## Request
Pick out the lines in the listing below that contain the word "terms" and copy them.

Stored records
-- BEGIN --

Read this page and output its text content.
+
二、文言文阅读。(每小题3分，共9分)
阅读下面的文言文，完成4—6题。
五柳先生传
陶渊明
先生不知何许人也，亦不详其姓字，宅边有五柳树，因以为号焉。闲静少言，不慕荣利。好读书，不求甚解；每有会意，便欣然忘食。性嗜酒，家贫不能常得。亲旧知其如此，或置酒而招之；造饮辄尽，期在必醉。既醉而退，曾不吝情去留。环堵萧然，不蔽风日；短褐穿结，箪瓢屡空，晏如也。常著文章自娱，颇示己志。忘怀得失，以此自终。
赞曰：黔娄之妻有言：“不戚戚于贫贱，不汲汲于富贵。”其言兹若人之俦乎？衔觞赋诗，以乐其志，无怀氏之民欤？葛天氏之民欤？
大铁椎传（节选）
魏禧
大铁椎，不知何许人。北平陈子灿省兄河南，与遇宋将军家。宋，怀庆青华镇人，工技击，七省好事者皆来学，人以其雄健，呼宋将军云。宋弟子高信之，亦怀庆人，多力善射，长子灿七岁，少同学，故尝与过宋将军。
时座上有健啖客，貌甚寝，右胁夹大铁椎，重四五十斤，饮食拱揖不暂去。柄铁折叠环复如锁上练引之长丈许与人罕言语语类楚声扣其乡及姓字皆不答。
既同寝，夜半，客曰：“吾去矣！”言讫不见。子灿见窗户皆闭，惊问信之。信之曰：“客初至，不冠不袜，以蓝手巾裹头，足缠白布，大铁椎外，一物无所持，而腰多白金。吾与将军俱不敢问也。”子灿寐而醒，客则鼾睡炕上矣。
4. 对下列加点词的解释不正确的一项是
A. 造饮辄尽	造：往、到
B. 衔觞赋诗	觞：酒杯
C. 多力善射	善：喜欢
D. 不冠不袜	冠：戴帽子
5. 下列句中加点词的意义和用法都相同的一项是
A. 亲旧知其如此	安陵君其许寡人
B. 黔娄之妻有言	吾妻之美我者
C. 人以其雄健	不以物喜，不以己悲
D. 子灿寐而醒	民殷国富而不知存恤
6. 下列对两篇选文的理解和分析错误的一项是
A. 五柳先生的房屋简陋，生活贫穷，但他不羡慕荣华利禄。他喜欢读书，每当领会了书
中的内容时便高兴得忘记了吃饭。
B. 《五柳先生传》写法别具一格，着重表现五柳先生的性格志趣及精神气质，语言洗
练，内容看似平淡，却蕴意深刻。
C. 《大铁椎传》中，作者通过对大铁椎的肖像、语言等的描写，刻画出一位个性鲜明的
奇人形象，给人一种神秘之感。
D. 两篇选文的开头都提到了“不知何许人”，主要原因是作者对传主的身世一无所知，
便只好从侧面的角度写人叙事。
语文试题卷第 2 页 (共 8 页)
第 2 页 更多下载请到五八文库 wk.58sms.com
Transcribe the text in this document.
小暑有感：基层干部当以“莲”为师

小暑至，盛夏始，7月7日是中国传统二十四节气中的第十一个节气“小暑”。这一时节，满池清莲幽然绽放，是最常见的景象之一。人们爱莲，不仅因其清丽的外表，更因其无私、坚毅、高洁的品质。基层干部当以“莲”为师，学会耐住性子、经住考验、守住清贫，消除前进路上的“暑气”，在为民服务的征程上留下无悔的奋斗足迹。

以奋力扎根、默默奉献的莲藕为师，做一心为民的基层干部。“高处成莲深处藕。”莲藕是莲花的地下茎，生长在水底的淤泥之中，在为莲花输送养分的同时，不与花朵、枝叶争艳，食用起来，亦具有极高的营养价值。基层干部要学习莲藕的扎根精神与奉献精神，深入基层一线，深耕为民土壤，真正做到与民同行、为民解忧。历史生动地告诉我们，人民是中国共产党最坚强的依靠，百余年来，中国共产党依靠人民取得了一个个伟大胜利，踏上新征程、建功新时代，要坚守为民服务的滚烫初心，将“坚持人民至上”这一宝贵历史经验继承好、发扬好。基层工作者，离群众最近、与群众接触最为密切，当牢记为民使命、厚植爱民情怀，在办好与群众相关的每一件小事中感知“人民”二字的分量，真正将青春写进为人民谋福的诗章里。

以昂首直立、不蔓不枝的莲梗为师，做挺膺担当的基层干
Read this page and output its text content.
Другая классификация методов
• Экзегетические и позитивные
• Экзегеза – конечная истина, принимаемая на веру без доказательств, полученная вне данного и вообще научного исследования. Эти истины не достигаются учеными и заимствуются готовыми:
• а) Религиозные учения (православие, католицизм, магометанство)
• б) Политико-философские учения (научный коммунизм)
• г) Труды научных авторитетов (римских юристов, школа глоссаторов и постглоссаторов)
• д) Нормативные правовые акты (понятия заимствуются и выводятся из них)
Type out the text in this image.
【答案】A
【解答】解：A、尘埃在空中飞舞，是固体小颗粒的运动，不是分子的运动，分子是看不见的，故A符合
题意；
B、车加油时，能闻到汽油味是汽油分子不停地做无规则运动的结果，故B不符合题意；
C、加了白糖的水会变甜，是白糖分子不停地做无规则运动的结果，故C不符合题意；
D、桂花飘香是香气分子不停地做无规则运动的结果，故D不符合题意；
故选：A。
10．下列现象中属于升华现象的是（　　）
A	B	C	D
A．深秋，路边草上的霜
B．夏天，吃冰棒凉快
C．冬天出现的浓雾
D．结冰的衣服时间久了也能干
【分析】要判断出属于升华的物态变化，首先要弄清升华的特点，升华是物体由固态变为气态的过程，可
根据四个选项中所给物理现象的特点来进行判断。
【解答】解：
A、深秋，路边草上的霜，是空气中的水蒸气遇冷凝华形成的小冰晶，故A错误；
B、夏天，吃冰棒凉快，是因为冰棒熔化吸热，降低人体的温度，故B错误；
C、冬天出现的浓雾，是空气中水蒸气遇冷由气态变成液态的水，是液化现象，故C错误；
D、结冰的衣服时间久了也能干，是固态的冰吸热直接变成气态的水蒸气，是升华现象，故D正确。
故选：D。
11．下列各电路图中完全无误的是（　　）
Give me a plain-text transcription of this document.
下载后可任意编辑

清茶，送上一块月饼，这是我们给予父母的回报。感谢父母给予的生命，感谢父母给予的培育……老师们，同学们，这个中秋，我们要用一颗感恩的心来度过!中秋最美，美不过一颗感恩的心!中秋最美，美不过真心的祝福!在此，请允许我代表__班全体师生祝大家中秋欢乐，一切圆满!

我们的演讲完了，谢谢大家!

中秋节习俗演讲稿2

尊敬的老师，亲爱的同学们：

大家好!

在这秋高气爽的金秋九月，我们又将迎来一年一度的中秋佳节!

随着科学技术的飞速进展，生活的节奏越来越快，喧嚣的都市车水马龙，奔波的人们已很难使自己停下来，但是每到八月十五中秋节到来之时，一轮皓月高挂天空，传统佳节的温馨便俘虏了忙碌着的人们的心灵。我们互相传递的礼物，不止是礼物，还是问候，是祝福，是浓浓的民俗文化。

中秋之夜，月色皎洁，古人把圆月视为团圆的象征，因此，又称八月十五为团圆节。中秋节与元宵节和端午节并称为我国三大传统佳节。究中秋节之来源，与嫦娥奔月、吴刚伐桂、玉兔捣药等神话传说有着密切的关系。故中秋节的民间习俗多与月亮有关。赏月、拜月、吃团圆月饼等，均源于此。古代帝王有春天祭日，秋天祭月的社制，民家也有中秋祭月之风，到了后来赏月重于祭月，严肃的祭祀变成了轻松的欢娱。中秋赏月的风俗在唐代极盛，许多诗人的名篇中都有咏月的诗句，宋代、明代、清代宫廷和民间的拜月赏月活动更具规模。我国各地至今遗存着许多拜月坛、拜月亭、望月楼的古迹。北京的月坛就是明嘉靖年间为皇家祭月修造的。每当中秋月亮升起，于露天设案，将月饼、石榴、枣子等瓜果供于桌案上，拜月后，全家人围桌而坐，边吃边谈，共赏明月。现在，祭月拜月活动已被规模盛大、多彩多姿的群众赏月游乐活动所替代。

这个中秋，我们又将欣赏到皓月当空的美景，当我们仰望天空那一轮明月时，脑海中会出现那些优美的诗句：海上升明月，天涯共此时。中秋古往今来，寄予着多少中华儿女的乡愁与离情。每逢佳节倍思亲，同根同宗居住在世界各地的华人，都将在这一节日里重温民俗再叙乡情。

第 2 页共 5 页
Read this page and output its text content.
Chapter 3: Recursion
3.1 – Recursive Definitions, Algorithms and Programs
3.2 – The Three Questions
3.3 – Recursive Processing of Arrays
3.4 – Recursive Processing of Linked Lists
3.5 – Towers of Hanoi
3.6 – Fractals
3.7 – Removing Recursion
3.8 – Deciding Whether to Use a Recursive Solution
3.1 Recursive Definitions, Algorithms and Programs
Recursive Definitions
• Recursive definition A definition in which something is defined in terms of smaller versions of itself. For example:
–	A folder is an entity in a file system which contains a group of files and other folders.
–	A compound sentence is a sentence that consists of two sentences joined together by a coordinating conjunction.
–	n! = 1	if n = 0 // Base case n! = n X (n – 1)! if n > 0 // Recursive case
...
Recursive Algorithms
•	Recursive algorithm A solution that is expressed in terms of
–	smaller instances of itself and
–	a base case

-- END --

## Written answer
• Recursive definition A definition in which something is defined in terms of smaller versions of itself. For example:
•	Recursive algorithm A solution that is expressed in terms of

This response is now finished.